--- START ---

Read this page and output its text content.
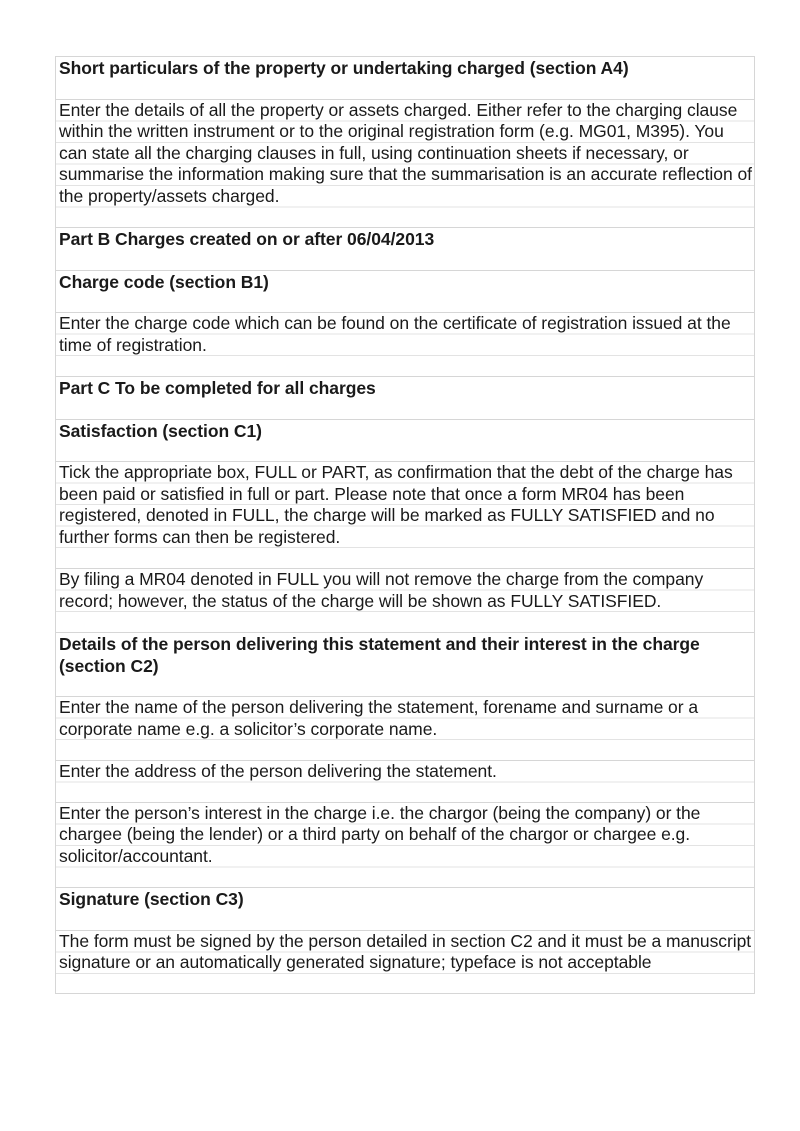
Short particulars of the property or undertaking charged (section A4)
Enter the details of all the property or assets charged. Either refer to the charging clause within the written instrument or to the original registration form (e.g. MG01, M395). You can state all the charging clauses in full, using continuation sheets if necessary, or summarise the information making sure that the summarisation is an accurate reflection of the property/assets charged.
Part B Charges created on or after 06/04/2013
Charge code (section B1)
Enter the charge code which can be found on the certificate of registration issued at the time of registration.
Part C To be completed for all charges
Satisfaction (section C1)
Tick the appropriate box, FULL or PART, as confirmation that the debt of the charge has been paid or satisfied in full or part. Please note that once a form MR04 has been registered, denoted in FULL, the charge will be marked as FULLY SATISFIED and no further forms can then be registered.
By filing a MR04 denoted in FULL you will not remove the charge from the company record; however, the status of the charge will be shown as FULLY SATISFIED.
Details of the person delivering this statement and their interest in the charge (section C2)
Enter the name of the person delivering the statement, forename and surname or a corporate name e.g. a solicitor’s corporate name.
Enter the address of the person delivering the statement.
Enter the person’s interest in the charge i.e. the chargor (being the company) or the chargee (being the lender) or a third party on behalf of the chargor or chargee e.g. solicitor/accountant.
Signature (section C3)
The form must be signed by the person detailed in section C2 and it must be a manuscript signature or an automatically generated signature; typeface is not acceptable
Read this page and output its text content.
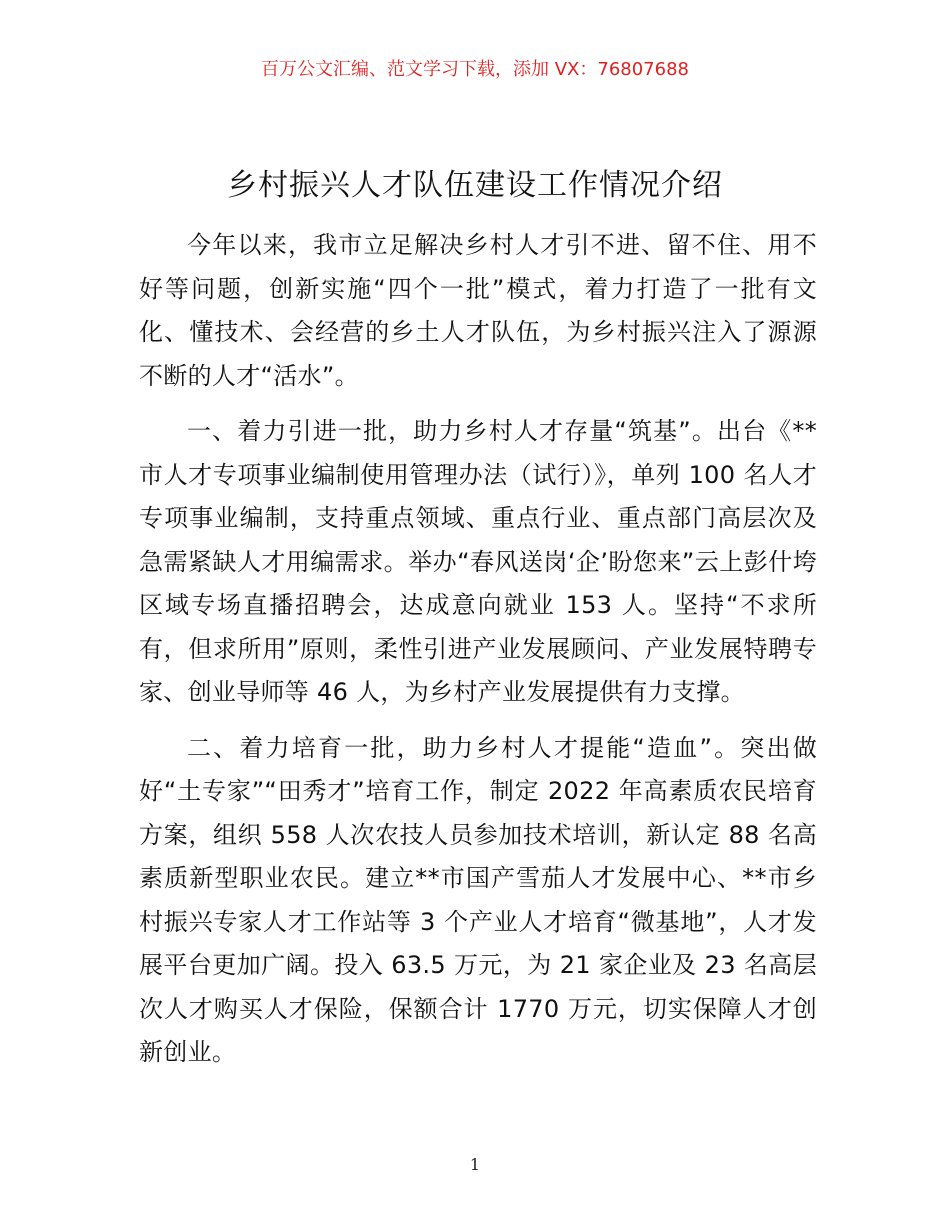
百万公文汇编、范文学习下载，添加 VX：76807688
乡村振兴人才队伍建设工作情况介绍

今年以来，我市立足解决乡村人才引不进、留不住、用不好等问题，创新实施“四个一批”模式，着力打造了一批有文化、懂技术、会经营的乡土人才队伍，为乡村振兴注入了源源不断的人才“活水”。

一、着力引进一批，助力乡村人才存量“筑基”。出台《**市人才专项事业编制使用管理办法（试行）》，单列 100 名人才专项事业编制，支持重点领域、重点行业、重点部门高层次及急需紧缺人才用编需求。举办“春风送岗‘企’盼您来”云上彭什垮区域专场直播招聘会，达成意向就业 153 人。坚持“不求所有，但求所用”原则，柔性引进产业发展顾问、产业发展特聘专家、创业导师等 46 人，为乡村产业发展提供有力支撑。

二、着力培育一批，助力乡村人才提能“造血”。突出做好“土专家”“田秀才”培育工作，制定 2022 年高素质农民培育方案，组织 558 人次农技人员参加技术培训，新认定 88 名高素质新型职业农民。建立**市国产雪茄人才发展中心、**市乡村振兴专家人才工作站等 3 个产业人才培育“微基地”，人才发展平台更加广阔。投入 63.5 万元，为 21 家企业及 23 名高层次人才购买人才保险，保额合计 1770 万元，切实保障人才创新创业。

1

--- END ---
--- START ---

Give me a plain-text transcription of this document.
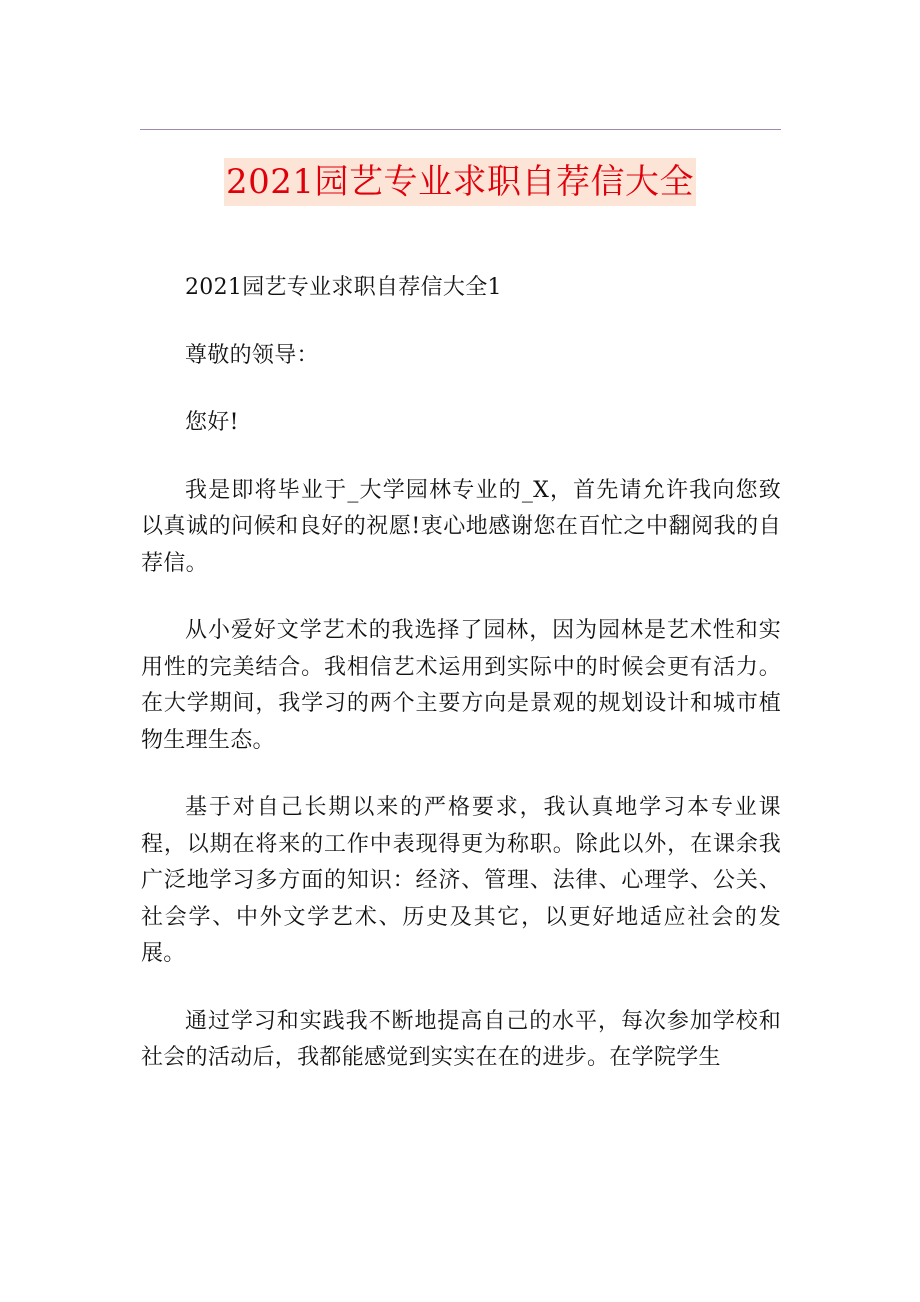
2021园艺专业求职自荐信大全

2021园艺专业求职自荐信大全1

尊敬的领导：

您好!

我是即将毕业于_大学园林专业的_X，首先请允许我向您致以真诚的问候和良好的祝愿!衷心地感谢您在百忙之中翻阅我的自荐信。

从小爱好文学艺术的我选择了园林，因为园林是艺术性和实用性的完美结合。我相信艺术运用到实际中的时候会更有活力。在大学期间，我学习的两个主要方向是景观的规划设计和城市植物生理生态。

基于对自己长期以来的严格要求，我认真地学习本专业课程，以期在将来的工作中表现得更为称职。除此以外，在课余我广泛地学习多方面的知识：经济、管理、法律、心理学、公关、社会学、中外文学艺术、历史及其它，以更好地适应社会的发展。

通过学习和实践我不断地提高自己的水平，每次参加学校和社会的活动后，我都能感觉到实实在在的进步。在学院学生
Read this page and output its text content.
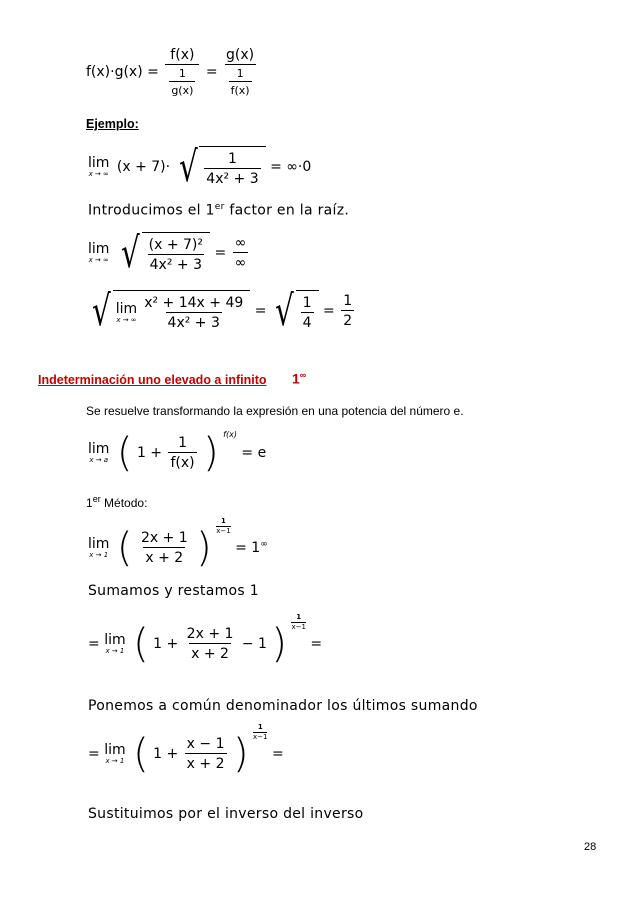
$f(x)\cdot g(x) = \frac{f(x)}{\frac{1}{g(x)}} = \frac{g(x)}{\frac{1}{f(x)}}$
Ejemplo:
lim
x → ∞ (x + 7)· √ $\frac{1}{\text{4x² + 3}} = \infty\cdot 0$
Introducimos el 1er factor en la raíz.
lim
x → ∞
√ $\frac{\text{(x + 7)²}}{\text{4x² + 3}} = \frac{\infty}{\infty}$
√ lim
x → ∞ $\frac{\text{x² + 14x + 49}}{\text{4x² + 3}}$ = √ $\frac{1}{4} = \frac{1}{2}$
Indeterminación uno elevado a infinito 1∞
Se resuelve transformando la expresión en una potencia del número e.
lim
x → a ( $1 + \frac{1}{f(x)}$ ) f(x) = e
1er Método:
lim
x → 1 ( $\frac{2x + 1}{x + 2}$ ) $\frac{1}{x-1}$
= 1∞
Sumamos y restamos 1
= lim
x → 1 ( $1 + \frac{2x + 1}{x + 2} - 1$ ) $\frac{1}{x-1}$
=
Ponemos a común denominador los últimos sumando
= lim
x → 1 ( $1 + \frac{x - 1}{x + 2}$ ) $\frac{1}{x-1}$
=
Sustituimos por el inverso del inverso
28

--- END ---

### TASK TO COMPLETE
Note every line above where the string "will" shows up, and copy those lines.

### WRITTEN RESPONSE
Tick the appropriate box, FULL or PART, as confirmation that the debt of the charge has been paid or satisfied in full or part. Please note that once a form MR04 has been registered, denoted in FULL, the charge will be marked as FULLY SATISFIED and no further forms can then be registered.
By filing a MR04 denoted in FULL you will not remove the charge from the company record; however, the status of the charge will be shown as FULLY SATISFIED.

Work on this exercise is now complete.